◆ Exercise task ◆
Using the data below, copy each line that includes the word "wash".

-- Start --

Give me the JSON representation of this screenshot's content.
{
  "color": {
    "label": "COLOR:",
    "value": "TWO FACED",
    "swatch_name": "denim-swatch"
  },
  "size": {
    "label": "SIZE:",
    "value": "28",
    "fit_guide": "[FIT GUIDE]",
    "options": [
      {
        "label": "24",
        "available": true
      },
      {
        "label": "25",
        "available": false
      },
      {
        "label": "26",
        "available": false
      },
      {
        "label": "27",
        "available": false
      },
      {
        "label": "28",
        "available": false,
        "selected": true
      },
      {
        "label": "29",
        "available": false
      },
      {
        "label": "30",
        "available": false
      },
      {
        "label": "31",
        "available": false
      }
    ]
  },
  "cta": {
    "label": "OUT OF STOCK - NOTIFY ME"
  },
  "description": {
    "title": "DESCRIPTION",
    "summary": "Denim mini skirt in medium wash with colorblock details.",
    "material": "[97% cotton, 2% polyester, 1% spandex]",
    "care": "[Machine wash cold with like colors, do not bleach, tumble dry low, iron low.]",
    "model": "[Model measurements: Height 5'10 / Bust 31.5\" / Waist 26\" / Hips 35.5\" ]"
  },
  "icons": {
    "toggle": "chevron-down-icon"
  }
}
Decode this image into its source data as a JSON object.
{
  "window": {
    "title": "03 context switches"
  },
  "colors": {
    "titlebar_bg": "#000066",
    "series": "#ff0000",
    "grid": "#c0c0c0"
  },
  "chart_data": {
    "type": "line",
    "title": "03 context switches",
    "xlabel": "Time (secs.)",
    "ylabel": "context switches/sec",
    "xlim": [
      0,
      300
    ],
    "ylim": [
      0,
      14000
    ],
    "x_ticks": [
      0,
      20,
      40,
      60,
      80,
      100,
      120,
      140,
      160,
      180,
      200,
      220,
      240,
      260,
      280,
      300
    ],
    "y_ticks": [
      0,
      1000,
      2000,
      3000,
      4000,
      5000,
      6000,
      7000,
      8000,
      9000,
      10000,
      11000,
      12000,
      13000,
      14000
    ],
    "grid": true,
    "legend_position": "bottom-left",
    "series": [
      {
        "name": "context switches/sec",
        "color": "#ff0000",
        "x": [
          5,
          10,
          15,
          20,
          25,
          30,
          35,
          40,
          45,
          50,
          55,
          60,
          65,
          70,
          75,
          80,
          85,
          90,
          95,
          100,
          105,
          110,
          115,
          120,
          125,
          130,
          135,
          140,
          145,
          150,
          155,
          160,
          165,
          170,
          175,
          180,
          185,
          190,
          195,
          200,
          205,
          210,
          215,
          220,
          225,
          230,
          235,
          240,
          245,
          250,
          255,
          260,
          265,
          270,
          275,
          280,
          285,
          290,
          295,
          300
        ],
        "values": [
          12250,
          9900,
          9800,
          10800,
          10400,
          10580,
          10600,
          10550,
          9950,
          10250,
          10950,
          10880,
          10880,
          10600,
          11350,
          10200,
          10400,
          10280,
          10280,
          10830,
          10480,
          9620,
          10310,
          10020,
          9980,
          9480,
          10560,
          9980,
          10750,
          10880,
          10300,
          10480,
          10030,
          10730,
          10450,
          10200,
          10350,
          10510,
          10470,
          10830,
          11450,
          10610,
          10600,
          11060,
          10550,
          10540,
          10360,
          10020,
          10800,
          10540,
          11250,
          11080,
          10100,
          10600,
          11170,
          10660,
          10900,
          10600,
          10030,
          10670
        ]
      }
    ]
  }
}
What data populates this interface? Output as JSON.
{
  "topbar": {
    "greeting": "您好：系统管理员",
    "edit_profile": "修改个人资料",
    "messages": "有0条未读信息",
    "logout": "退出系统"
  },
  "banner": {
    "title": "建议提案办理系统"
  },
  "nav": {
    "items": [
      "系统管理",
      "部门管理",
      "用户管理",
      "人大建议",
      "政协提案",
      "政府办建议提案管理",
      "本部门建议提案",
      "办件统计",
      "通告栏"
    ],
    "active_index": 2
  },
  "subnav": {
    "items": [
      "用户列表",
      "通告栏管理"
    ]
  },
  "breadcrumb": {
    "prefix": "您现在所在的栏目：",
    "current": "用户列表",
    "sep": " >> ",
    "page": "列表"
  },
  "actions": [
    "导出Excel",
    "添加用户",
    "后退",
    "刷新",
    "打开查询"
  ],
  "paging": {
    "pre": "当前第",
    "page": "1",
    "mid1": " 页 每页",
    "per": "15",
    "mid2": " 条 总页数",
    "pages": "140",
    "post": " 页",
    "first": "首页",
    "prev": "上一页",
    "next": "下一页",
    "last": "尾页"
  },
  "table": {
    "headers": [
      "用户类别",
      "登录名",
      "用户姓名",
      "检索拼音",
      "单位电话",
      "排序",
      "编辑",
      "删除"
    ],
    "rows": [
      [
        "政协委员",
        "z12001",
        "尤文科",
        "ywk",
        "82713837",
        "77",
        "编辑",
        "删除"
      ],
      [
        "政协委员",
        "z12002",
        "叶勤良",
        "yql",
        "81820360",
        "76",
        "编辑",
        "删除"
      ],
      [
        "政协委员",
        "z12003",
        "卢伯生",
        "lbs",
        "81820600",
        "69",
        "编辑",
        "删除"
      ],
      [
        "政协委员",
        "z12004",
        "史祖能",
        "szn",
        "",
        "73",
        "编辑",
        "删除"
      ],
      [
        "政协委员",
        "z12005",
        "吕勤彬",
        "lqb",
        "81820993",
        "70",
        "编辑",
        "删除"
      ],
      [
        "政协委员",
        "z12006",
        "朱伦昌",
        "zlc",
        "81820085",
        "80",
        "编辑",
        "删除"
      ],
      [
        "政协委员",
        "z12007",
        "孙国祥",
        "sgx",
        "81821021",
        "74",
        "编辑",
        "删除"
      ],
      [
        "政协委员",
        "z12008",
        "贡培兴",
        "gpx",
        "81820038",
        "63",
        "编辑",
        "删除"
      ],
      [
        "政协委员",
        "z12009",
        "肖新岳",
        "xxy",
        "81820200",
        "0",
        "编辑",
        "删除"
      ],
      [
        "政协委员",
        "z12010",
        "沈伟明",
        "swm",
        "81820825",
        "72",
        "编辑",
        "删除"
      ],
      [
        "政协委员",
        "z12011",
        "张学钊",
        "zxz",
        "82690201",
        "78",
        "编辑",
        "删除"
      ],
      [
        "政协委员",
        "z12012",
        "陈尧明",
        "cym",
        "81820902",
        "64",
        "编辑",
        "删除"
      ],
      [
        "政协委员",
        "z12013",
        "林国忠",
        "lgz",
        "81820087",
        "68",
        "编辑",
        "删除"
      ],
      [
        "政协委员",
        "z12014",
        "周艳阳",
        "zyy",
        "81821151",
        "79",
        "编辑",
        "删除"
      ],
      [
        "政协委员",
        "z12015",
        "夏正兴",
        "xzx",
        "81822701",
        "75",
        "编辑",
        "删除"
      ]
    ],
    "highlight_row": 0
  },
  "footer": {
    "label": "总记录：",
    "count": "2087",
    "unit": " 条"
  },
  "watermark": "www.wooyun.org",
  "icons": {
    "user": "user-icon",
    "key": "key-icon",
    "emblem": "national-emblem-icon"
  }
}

-- End --

◆ Expected answer ◆
    "summary": "Denim mini skirt in medium wash with colorblock details.",
    "care": "[Machine wash cold with like colors, do not bleach, tumble dry low, iron low.]",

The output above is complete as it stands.